START

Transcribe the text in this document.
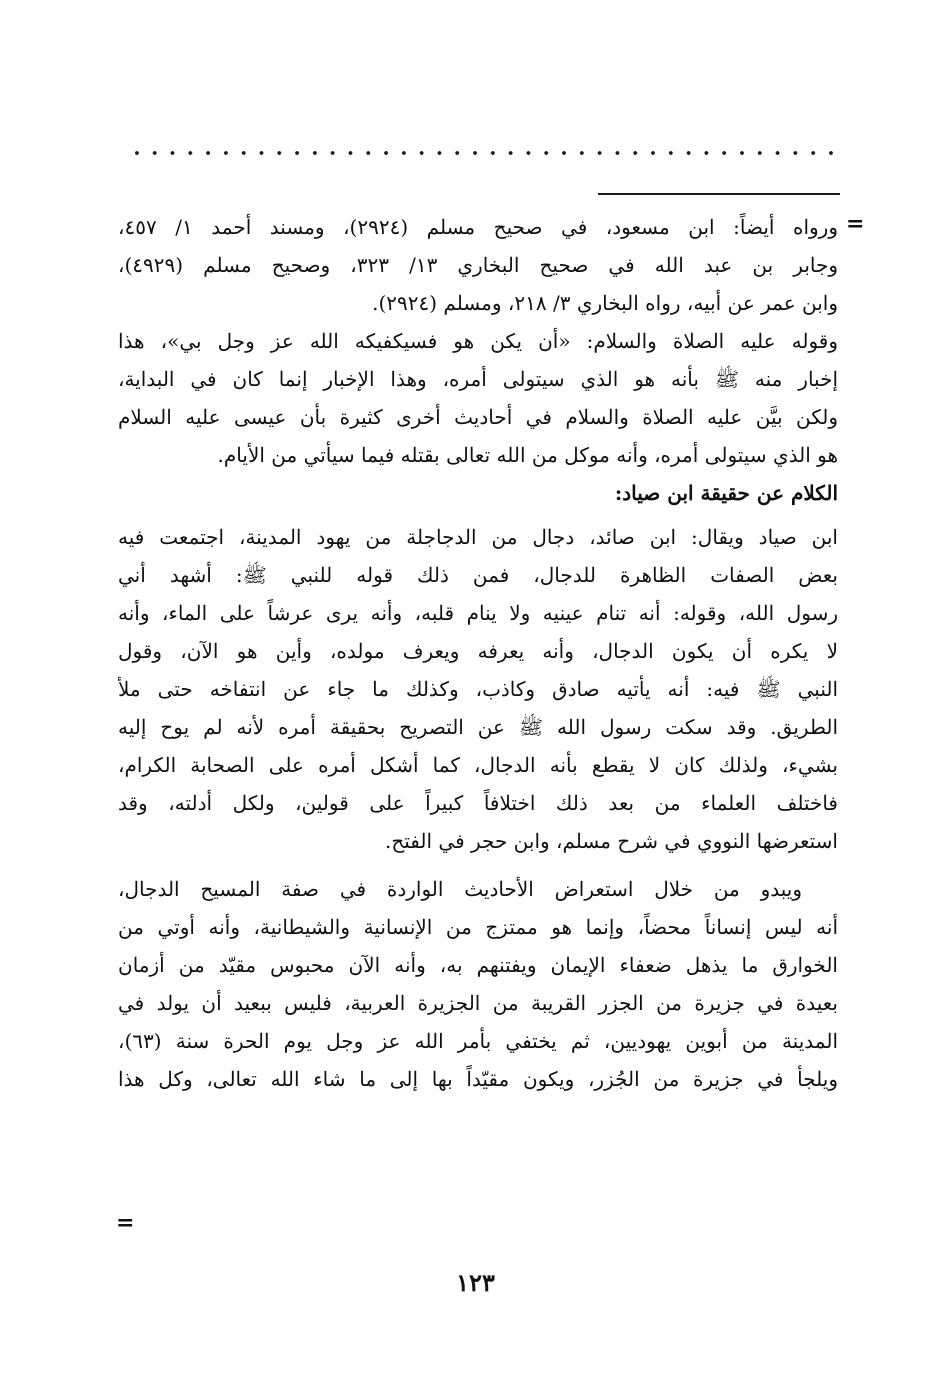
=
ورواه أيضاً: ابن مسعود، في صحيح مسلم (٢٩٢٤)، ومسند أحمد ١/ ٤٥٧،
وجابر بن عبد الله في صحيح البخاري ١٣/ ٣٢٣، وصحيح مسلم (٤٩٢٩)،
وابن عمر عن أبيه، رواه البخاري ٣/ ٢١٨، ومسلم (٢٩٢٤).
وقوله عليه الصلاة والسلام: «أن يكن هو فسيكفيكه الله عز وجل بي»، هذا
إخبار منه ﷺ بأنه هو الذي سيتولى أمره، وهذا الإخبار إنما كان في البداية،
ولكن بيَّن عليه الصلاة والسلام في أحاديث أخرى كثيرة بأن عيسى عليه السلام
هو الذي سيتولى أمره، وأنه موكل من الله تعالى بقتله فيما سيأتي من الأيام.
الكلام عن حقيقة ابن صياد:
ابن صياد ويقال: ابن صائد، دجال من الدجاجلة من يهود المدينة، اجتمعت فيه
بعض الصفات الظاهرة للدجال، فمن ذلك قوله للنبي ﷺ: أشهد أني
رسول الله، وقوله: أنه تنام عينيه ولا ينام قلبه، وأنه يرى عرشاً على الماء، وأنه
لا يكره أن يكون الدجال، وأنه يعرفه ويعرف مولده، وأين هو الآن، وقول
النبي ﷺ فيه: أنه يأتيه صادق وكاذب، وكذلك ما جاء عن انتفاخه حتى ملأ
الطريق. وقد سكت رسول الله ﷺ عن التصريح بحقيقة أمره لأنه لم يوح إليه
بشيء، ولذلك كان لا يقطع بأنه الدجال، كما أشكل أمره على الصحابة الكرام،
فاختلف العلماء من بعد ذلك اختلافاً كبيراً على قولين، ولكل أدلته، وقد
استعرضها النووي في شرح مسلم، وابن حجر في الفتح.
ويبدو من خلال استعراض الأحاديث الواردة في صفة المسيح الدجال،
أنه ليس إنساناً محضاً، وإنما هو ممتزج من الإنسانية والشيطانية، وأنه أوتي من
الخوارق ما يذهل ضعفاء الإيمان ويفتنهم به، وأنه الآن محبوس مقيّد من أزمان
بعيدة في جزيرة من الجزر القريبة من الجزيرة العربية، فليس ببعيد أن يولد في
المدينة من أبوين يهوديين، ثم يختفي بأمر الله عز وجل يوم الحرة سنة (٦٣)،
ويلجأ في جزيرة من الجُزر، ويكون مقيّداً بها إلى ما شاء الله تعالى، وكل هذا
=
١٢٣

END

Leave out the pictures and return every record word for word.

Transcribe the text in this document.
=
ورواه أيضاً: ابن مسعود، في صحيح مسلم (٢٩٢٤)، ومسند أحمد ١/ ٤٥٧،
وجابر بن عبد الله في صحيح البخاري ١٣/ ٣٢٣، وصحيح مسلم (٤٩٢٩)،
وابن عمر عن أبيه، رواه البخاري ٣/ ٢١٨، ومسلم (٢٩٢٤).
وقوله عليه الصلاة والسلام: «أن يكن هو فسيكفيكه الله عز وجل بي»، هذا
إخبار منه ﷺ بأنه هو الذي سيتولى أمره، وهذا الإخبار إنما كان في البداية،
ولكن بيَّن عليه الصلاة والسلام في أحاديث أخرى كثيرة بأن عيسى عليه السلام
هو الذي سيتولى أمره، وأنه موكل من الله تعالى بقتله فيما سيأتي من الأيام.
الكلام عن حقيقة ابن صياد:
ابن صياد ويقال: ابن صائد، دجال من الدجاجلة من يهود المدينة، اجتمعت فيه
بعض الصفات الظاهرة للدجال، فمن ذلك قوله للنبي ﷺ: أشهد أني
رسول الله، وقوله: أنه تنام عينيه ولا ينام قلبه، وأنه يرى عرشاً على الماء، وأنه
لا يكره أن يكون الدجال، وأنه يعرفه ويعرف مولده، وأين هو الآن، وقول
النبي ﷺ فيه: أنه يأتيه صادق وكاذب، وكذلك ما جاء عن انتفاخه حتى ملأ
الطريق. وقد سكت رسول الله ﷺ عن التصريح بحقيقة أمره لأنه لم يوح إليه
بشيء، ولذلك كان لا يقطع بأنه الدجال، كما أشكل أمره على الصحابة الكرام،
فاختلف العلماء من بعد ذلك اختلافاً كبيراً على قولين، ولكل أدلته، وقد
استعرضها النووي في شرح مسلم، وابن حجر في الفتح.
ويبدو من خلال استعراض الأحاديث الواردة في صفة المسيح الدجال،
أنه ليس إنساناً محضاً، وإنما هو ممتزج من الإنسانية والشيطانية، وأنه أوتي من
الخوارق ما يذهل ضعفاء الإيمان ويفتنهم به، وأنه الآن محبوس مقيّد من أزمان
بعيدة في جزيرة من الجزر القريبة من الجزيرة العربية، فليس ببعيد أن يولد في
المدينة من أبوين يهوديين، ثم يختفي بأمر الله عز وجل يوم الحرة سنة (٦٣)،
ويلجأ في جزيرة من الجُزر، ويكون مقيّداً بها إلى ما شاء الله تعالى، وكل هذا
=
١٢٣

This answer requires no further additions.